═══ Data to process ═══

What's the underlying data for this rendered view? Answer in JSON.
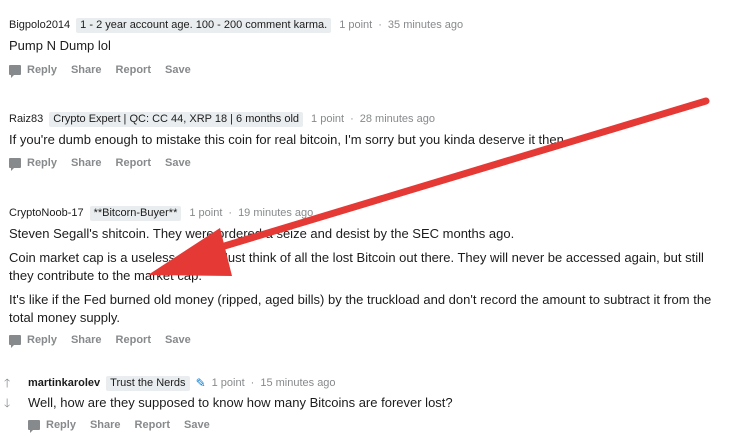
{
  "comments": [
    {
      "author": "Bigpolo2014",
      "flair": "1 - 2 year account age. 100 - 200 comment karma.",
      "points": "1 point",
      "time": "35 minutes ago",
      "paragraphs": [
        "Pump N Dump lol"
      ]
    },
    {
      "author": "Raiz83",
      "flair": "Crypto Expert | QC: CC 44, XRP 18 | 6 months old",
      "points": "1 point",
      "time": "28 minutes ago",
      "paragraphs": [
        "If you're dumb enough to mistake this coin for real bitcoin, I'm sorry but you kinda deserve it then"
      ]
    },
    {
      "author": "CryptoNoob-17",
      "flair": "**Bitcorn-Buyer**",
      "points": "1 point",
      "time": "19 minutes ago",
      "paragraphs": [
        "Steven Segall's shitcoin. They were ordered a seize and desist by the SEC months ago.",
        "Coin market cap is a useless metric. Just think of all the lost Bitcoin out there. They will never be accessed again, but still they contribute to the market cap.",
        "It's like if the Fed burned old money (ripped, aged bills) by the truckload and don't record the amount to subtract it from the total money supply."
      ]
    },
    {
      "author": "martinkarolev",
      "flair": "Trust the Nerds",
      "points": "1 point",
      "time": "15 minutes ago",
      "paragraphs": [
        "Well, how are they supposed to know how many Bitcoins are forever lost?"
      ]
    }
  ],
  "actions": {
    "reply": "Reply",
    "share": "Share",
    "report": "Report",
    "save": "Save"
  },
  "separator": "·",
  "icons": {
    "reply": "speech-bubble-icon",
    "upvote": "upvote-arrow-icon",
    "downvote": "downvote-arrow-icon",
    "flair_emoji": "pencil-icon"
  },
  "colors": {
    "annotation_arrow": "#e53935",
    "meta_text": "#878a8c",
    "flair_bg": "#eaedef",
    "flair_emoji": "#0079d3"
  }
}
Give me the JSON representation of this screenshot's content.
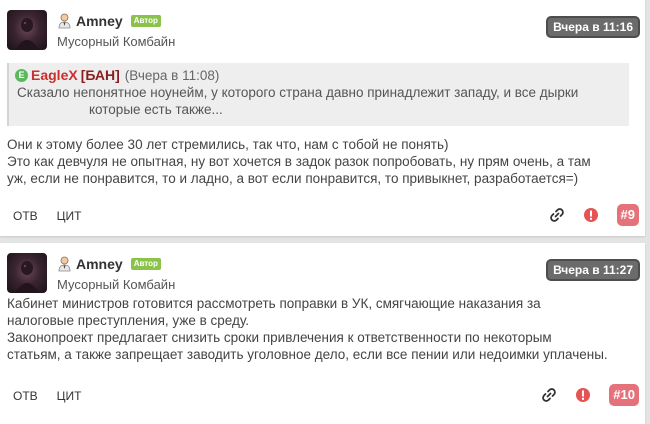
{
  "posts": [
    {
      "username": "Amney",
      "badge": "Автор",
      "rank": "Мусорный Комбайн",
      "time": "Вчера в 11:16",
      "quote": {
        "author": "EagleX",
        "ban": "[БАН]",
        "time": "(Вчера в 11:08)",
        "lines": [
          "Сказало непонятное ноунейм, у которого страна давно принадлежит западу, и все дырки",
          "которые есть также..."
        ]
      },
      "lines": [
        "Они к этому более 30 лет стремились, так что, нам с тобой не понять)",
        "Это как девчуля не опытная, ну вот хочется в задок разок попробовать, ну прям очень, а там",
        "уж, если не понравится, то и ладно, а вот если понравится, то привыкнет, разработается=)"
      ],
      "reply_label": "ОТВ",
      "quote_label": "ЦИТ",
      "number": "#9"
    },
    {
      "username": "Amney",
      "badge": "Автор",
      "rank": "Мусорный Комбайн",
      "time": "Вчера в 11:27",
      "lines": [
        "Кабинет министров готовится рассмотреть поправки в УК, смягчающие наказания за",
        "налоговые преступления, уже в среду.",
        "Законопроект предлагает снизить сроки привлечения к ответственности по некоторым",
        "статьям, а также запрещает заводить уголовное дело, если все пении или недоимки уплачены."
      ],
      "reply_label": "ОТВ",
      "quote_label": "ЦИТ",
      "number": "#10"
    }
  ],
  "icons": {
    "user": "user-icon",
    "quote_author": "e-icon",
    "link": "link-icon",
    "report": "warning-icon"
  },
  "colors": {
    "badge": "#8bc34a",
    "time_bg": "#6b6b6b",
    "number_bg": "#e5727a",
    "report": "#e55353",
    "quote_author": "#c9302c"
  }
}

═══

- [What this task involves]
Pictures in the records above are not copied; print everything else exactly.

- [Written answer]
What's the underlying data for this rendered view? Answer in JSON.
{
  "comments": [
    {
      "author": "Bigpolo2014",
      "flair": "1 - 2 year account age. 100 - 200 comment karma.",
      "points": "1 point",
      "time": "35 minutes ago",
      "paragraphs": [
        "Pump N Dump lol"
      ]
    },
    {
      "author": "Raiz83",
      "flair": "Crypto Expert | QC: CC 44, XRP 18 | 6 months old",
      "points": "1 point",
      "time": "28 minutes ago",
      "paragraphs": [
        "If you're dumb enough to mistake this coin for real bitcoin, I'm sorry but you kinda deserve it then"
      ]
    },
    {
      "author": "CryptoNoob-17",
      "flair": "**Bitcorn-Buyer**",
      "points": "1 point",
      "time": "19 minutes ago",
      "paragraphs": [
        "Steven Segall's shitcoin. They were ordered a seize and desist by the SEC months ago.",
        "Coin market cap is a useless metric. Just think of all the lost Bitcoin out there. They will never be accessed again, but still they contribute to the market cap.",
        "It's like if the Fed burned old money (ripped, aged bills) by the truckload and don't record the amount to subtract it from the total money supply."
      ]
    },
    {
      "author": "martinkarolev",
      "flair": "Trust the Nerds",
      "points": "1 point",
      "time": "15 minutes ago",
      "paragraphs": [
        "Well, how are they supposed to know how many Bitcoins are forever lost?"
      ]
    }
  ],
  "actions": {
    "reply": "Reply",
    "share": "Share",
    "report": "Report",
    "save": "Save"
  },
  "separator": "·",
  "icons": {
    "reply": "speech-bubble-icon",
    "upvote": "upvote-arrow-icon",
    "downvote": "downvote-arrow-icon",
    "flair_emoji": "pencil-icon"
  },
  "colors": {
    "annotation_arrow": "#e53935",
    "meta_text": "#878a8c",
    "flair_bg": "#eaedef",
    "flair_emoji": "#0079d3"
  }
}
Give me the JSON representation of this screenshot's content.
{
  "posts": [
    {
      "username": "Amney",
      "badge": "Автор",
      "rank": "Мусорный Комбайн",
      "time": "Вчера в 11:16",
      "quote": {
        "author": "EagleX",
        "ban": "[БАН]",
        "time": "(Вчера в 11:08)",
        "lines": [
          "Сказало непонятное ноунейм, у которого страна давно принадлежит западу, и все дырки",
          "которые есть также..."
        ]
      },
      "lines": [
        "Они к этому более 30 лет стремились, так что, нам с тобой не понять)",
        "Это как девчуля не опытная, ну вот хочется в задок разок попробовать, ну прям очень, а там",
        "уж, если не понравится, то и ладно, а вот если понравится, то привыкнет, разработается=)"
      ],
      "reply_label": "ОТВ",
      "quote_label": "ЦИТ",
      "number": "#9"
    },
    {
      "username": "Amney",
      "badge": "Автор",
      "rank": "Мусорный Комбайн",
      "time": "Вчера в 11:27",
      "lines": [
        "Кабинет министров готовится рассмотреть поправки в УК, смягчающие наказания за",
        "налоговые преступления, уже в среду.",
        "Законопроект предлагает снизить сроки привлечения к ответственности по некоторым",
        "статьям, а также запрещает заводить уголовное дело, если все пении или недоимки уплачены."
      ],
      "reply_label": "ОТВ",
      "quote_label": "ЦИТ",
      "number": "#10"
    }
  ],
  "icons": {
    "user": "user-icon",
    "quote_author": "e-icon",
    "link": "link-icon",
    "report": "warning-icon"
  },
  "colors": {
    "badge": "#8bc34a",
    "time_bg": "#6b6b6b",
    "number_bg": "#e5727a",
    "report": "#e55353",
    "quote_author": "#c9302c"
  }
}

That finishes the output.